Items from a dataset:
● ● ● ● ●
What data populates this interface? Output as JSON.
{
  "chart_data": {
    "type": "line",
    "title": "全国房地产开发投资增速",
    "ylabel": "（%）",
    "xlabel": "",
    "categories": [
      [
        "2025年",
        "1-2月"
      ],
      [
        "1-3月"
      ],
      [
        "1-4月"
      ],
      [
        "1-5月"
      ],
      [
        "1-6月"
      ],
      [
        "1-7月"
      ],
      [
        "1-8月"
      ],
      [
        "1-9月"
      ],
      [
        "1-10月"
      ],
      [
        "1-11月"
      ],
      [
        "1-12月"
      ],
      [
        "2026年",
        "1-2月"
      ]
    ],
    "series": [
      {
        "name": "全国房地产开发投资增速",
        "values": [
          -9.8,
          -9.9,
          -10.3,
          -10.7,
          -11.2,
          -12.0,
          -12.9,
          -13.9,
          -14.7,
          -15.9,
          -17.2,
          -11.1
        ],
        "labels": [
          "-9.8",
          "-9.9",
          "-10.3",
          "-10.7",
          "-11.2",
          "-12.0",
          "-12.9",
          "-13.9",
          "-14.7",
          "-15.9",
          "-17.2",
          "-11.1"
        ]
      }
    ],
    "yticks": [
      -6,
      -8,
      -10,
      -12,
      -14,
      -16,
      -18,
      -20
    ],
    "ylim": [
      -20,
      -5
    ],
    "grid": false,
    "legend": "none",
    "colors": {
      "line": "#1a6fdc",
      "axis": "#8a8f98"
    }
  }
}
● ● ● ● ●
* [AIM OF THE TASK] Work out how many lines in the records above contain the word "全国房地产开发投资增速", and reply with that number alone.

* [SOLUTION FOR THIS EXERCISE] 2